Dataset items
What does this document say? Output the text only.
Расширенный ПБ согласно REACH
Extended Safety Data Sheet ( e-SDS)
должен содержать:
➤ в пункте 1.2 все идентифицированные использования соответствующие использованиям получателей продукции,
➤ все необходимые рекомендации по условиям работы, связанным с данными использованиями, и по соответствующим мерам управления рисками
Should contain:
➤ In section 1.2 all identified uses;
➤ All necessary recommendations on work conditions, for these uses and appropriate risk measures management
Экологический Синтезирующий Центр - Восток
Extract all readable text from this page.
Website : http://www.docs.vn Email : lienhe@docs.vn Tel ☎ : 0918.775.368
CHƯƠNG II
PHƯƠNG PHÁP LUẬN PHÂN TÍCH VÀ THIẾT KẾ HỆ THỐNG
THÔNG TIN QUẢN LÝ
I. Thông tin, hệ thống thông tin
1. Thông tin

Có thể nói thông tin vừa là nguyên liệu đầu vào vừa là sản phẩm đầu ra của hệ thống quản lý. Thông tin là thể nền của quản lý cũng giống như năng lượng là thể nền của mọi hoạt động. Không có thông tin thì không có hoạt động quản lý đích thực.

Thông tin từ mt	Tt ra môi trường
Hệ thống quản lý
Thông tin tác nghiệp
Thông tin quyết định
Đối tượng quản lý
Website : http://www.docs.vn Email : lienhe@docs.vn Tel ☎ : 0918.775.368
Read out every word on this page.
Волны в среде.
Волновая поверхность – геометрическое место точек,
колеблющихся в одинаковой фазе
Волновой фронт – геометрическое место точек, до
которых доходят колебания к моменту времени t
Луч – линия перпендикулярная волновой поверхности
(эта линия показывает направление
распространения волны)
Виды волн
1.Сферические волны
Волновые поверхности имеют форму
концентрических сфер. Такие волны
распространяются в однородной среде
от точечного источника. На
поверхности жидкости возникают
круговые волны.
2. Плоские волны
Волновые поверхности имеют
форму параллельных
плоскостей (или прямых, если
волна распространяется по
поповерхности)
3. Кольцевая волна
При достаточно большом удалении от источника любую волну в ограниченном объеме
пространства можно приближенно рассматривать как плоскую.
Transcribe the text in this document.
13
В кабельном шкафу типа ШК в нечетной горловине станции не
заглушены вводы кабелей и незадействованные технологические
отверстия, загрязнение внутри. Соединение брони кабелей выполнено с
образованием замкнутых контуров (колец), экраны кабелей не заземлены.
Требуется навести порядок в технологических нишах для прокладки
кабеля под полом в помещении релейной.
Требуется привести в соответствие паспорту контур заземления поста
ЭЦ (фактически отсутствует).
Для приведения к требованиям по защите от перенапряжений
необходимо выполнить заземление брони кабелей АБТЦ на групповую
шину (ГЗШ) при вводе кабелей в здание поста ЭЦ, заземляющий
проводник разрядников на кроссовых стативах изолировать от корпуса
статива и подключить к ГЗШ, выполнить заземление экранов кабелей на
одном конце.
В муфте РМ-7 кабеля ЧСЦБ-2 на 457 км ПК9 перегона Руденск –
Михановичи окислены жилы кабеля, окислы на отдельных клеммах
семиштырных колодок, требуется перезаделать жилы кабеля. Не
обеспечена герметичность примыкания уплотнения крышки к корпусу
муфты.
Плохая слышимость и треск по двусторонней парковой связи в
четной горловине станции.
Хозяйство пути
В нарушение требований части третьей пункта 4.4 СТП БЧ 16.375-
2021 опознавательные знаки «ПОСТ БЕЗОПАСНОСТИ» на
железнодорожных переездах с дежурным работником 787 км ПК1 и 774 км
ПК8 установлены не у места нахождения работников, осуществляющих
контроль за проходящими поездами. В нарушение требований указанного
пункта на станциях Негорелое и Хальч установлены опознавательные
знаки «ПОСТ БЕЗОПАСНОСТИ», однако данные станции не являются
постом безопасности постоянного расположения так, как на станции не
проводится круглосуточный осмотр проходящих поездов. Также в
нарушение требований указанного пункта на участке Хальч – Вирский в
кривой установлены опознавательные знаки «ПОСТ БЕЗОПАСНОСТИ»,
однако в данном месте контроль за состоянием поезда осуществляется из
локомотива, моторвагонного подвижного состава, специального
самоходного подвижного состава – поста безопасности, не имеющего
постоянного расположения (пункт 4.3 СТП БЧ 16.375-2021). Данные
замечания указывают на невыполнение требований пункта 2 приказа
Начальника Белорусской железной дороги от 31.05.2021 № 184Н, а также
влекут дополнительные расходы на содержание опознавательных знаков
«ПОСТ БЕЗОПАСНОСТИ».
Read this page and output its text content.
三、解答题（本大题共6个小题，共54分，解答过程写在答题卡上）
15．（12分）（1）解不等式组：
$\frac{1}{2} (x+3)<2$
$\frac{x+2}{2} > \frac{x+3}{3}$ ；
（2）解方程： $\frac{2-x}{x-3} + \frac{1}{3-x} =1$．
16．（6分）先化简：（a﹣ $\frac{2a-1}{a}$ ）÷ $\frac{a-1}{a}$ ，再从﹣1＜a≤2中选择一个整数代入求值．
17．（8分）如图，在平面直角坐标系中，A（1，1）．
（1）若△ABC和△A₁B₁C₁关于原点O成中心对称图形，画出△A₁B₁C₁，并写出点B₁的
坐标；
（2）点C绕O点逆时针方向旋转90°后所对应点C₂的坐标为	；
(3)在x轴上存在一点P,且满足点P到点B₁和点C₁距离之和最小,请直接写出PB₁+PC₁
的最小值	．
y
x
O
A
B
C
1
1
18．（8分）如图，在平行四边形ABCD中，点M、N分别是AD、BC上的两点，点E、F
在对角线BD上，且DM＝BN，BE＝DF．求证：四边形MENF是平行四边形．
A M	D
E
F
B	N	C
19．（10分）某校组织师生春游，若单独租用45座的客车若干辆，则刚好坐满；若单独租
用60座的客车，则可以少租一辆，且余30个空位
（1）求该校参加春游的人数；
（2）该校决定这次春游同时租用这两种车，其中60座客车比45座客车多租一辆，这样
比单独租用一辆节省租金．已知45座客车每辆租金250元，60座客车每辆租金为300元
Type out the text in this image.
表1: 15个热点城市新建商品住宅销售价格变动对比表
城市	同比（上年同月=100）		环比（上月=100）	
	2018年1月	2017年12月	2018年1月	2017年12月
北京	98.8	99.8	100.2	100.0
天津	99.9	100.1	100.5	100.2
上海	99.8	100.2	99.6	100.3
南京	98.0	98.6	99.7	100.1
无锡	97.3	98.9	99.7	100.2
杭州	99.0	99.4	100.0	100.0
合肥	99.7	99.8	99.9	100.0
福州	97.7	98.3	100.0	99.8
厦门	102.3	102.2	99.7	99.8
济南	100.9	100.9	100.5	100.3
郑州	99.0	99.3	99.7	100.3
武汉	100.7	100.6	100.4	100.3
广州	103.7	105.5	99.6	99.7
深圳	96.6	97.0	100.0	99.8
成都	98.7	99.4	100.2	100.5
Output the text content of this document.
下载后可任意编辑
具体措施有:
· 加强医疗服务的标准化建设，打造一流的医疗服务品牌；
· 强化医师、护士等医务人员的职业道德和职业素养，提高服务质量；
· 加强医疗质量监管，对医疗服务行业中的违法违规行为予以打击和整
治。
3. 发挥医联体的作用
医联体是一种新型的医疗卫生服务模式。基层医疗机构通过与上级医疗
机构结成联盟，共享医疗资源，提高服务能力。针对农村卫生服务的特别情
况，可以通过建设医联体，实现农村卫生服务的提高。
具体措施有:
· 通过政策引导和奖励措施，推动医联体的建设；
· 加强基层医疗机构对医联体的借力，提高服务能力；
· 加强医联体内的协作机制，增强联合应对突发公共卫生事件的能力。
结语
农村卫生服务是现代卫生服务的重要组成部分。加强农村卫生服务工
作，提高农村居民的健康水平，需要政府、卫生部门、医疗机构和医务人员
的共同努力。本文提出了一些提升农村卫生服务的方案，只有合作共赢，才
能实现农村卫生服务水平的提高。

• _Work instructions_:
Repeat the whole listing exactly, keeping every line intact.

• _Output for this exercise_:
What does this document say? Output the text only.
Расширенный ПБ согласно REACH
Extended Safety Data Sheet ( e-SDS)
должен содержать:
➤ в пункте 1.2 все идентифицированные использования соответствующие использованиям получателей продукции,
➤ все необходимые рекомендации по условиям работы, связанным с данными использованиями, и по соответствующим мерам управления рисками
Should contain:
➤ In section 1.2 all identified uses;
➤ All necessary recommendations on work conditions, for these uses and appropriate risk measures management
Экологический Синтезирующий Центр - Восток
Extract all readable text from this page.
Website : http://www.docs.vn Email : lienhe@docs.vn Tel ☎ : 0918.775.368
CHƯƠNG II
PHƯƠNG PHÁP LUẬN PHÂN TÍCH VÀ THIẾT KẾ HỆ THỐNG
THÔNG TIN QUẢN LÝ
I. Thông tin, hệ thống thông tin
1. Thông tin

Có thể nói thông tin vừa là nguyên liệu đầu vào vừa là sản phẩm đầu ra của hệ thống quản lý. Thông tin là thể nền của quản lý cũng giống như năng lượng là thể nền của mọi hoạt động. Không có thông tin thì không có hoạt động quản lý đích thực.

Thông tin từ mt	Tt ra môi trường
Hệ thống quản lý
Thông tin tác nghiệp
Thông tin quyết định
Đối tượng quản lý
Website : http://www.docs.vn Email : lienhe@docs.vn Tel ☎ : 0918.775.368
Read out every word on this page.
Волны в среде.
Волновая поверхность – геометрическое место точек,
колеблющихся в одинаковой фазе
Волновой фронт – геометрическое место точек, до
которых доходят колебания к моменту времени t
Луч – линия перпендикулярная волновой поверхности
(эта линия показывает направление
распространения волны)
Виды волн
1.Сферические волны
Волновые поверхности имеют форму
концентрических сфер. Такие волны
распространяются в однородной среде
от точечного источника. На
поверхности жидкости возникают
круговые волны.
2. Плоские волны
Волновые поверхности имеют
форму параллельных
плоскостей (или прямых, если
волна распространяется по
поповерхности)
3. Кольцевая волна
При достаточно большом удалении от источника любую волну в ограниченном объеме
пространства можно приближенно рассматривать как плоскую.
Transcribe the text in this document.
13
В кабельном шкафу типа ШК в нечетной горловине станции не
заглушены вводы кабелей и незадействованные технологические
отверстия, загрязнение внутри. Соединение брони кабелей выполнено с
образованием замкнутых контуров (колец), экраны кабелей не заземлены.
Требуется навести порядок в технологических нишах для прокладки
кабеля под полом в помещении релейной.
Требуется привести в соответствие паспорту контур заземления поста
ЭЦ (фактически отсутствует).
Для приведения к требованиям по защите от перенапряжений
необходимо выполнить заземление брони кабелей АБТЦ на групповую
шину (ГЗШ) при вводе кабелей в здание поста ЭЦ, заземляющий
проводник разрядников на кроссовых стативах изолировать от корпуса
статива и подключить к ГЗШ, выполнить заземление экранов кабелей на
одном конце.
В муфте РМ-7 кабеля ЧСЦБ-2 на 457 км ПК9 перегона Руденск –
Михановичи окислены жилы кабеля, окислы на отдельных клеммах
семиштырных колодок, требуется перезаделать жилы кабеля. Не
обеспечена герметичность примыкания уплотнения крышки к корпусу
муфты.
Плохая слышимость и треск по двусторонней парковой связи в
четной горловине станции.
Хозяйство пути
В нарушение требований части третьей пункта 4.4 СТП БЧ 16.375-
2021 опознавательные знаки «ПОСТ БЕЗОПАСНОСТИ» на
железнодорожных переездах с дежурным работником 787 км ПК1 и 774 км
ПК8 установлены не у места нахождения работников, осуществляющих
контроль за проходящими поездами. В нарушение требований указанного
пункта на станциях Негорелое и Хальч установлены опознавательные
знаки «ПОСТ БЕЗОПАСНОСТИ», однако данные станции не являются
постом безопасности постоянного расположения так, как на станции не
проводится круглосуточный осмотр проходящих поездов. Также в
нарушение требований указанного пункта на участке Хальч – Вирский в
кривой установлены опознавательные знаки «ПОСТ БЕЗОПАСНОСТИ»,
однако в данном месте контроль за состоянием поезда осуществляется из
локомотива, моторвагонного подвижного состава, специального
самоходного подвижного состава – поста безопасности, не имеющего
постоянного расположения (пункт 4.3 СТП БЧ 16.375-2021). Данные
замечания указывают на невыполнение требований пункта 2 приказа
Начальника Белорусской железной дороги от 31.05.2021 № 184Н, а также
влекут дополнительные расходы на содержание опознавательных знаков
«ПОСТ БЕЗОПАСНОСТИ».
Read this page and output its text content.
三、解答题（本大题共6个小题，共54分，解答过程写在答题卡上）
15．（12分）（1）解不等式组：
$\frac{1}{2} (x+3)<2$
$\frac{x+2}{2} > \frac{x+3}{3}$ ；
（2）解方程： $\frac{2-x}{x-3} + \frac{1}{3-x} =1$．
16．（6分）先化简：（a﹣ $\frac{2a-1}{a}$ ）÷ $\frac{a-1}{a}$ ，再从﹣1＜a≤2中选择一个整数代入求值．
17．（8分）如图，在平面直角坐标系中，A（1，1）．
（1）若△ABC和△A₁B₁C₁关于原点O成中心对称图形，画出△A₁B₁C₁，并写出点B₁的
坐标；
（2）点C绕O点逆时针方向旋转90°后所对应点C₂的坐标为	；
(3)在x轴上存在一点P,且满足点P到点B₁和点C₁距离之和最小,请直接写出PB₁+PC₁
的最小值	．
y
x
O
A
B
C
1
1
18．（8分）如图，在平行四边形ABCD中，点M、N分别是AD、BC上的两点，点E、F
在对角线BD上，且DM＝BN，BE＝DF．求证：四边形MENF是平行四边形．
A M	D
E
F
B	N	C
19．（10分）某校组织师生春游，若单独租用45座的客车若干辆，则刚好坐满；若单独租
用60座的客车，则可以少租一辆，且余30个空位
（1）求该校参加春游的人数；
（2）该校决定这次春游同时租用这两种车，其中60座客车比45座客车多租一辆，这样
比单独租用一辆节省租金．已知45座客车每辆租金250元，60座客车每辆租金为300元
Type out the text in this image.
表1: 15个热点城市新建商品住宅销售价格变动对比表
城市	同比（上年同月=100）		环比（上月=100）	
	2018年1月	2017年12月	2018年1月	2017年12月
北京	98.8	99.8	100.2	100.0
天津	99.9	100.1	100.5	100.2
上海	99.8	100.2	99.6	100.3
南京	98.0	98.6	99.7	100.1
无锡	97.3	98.9	99.7	100.2
杭州	99.0	99.4	100.0	100.0
合肥	99.7	99.8	99.9	100.0
福州	97.7	98.3	100.0	99.8
厦门	102.3	102.2	99.7	99.8
济南	100.9	100.9	100.5	100.3
郑州	99.0	99.3	99.7	100.3
武汉	100.7	100.6	100.4	100.3
广州	103.7	105.5	99.6	99.7
深圳	96.6	97.0	100.0	99.8
成都	98.7	99.4	100.2	100.5
Output the text content of this document.
下载后可任意编辑
具体措施有:
· 加强医疗服务的标准化建设，打造一流的医疗服务品牌；
· 强化医师、护士等医务人员的职业道德和职业素养，提高服务质量；
· 加强医疗质量监管，对医疗服务行业中的违法违规行为予以打击和整
治。
3. 发挥医联体的作用
医联体是一种新型的医疗卫生服务模式。基层医疗机构通过与上级医疗
机构结成联盟，共享医疗资源，提高服务能力。针对农村卫生服务的特别情
况，可以通过建设医联体，实现农村卫生服务的提高。
具体措施有:
· 通过政策引导和奖励措施，推动医联体的建设；
· 加强基层医疗机构对医联体的借力，提高服务能力；
· 加强医联体内的协作机制，增强联合应对突发公共卫生事件的能力。
结语
农村卫生服务是现代卫生服务的重要组成部分。加强农村卫生服务工
作，提高农村居民的健康水平，需要政府、卫生部门、医疗机构和医务人员
的共同努力。本文提出了一些提升农村卫生服务的方案，只有合作共赢，才
能实现农村卫生服务水平的提高。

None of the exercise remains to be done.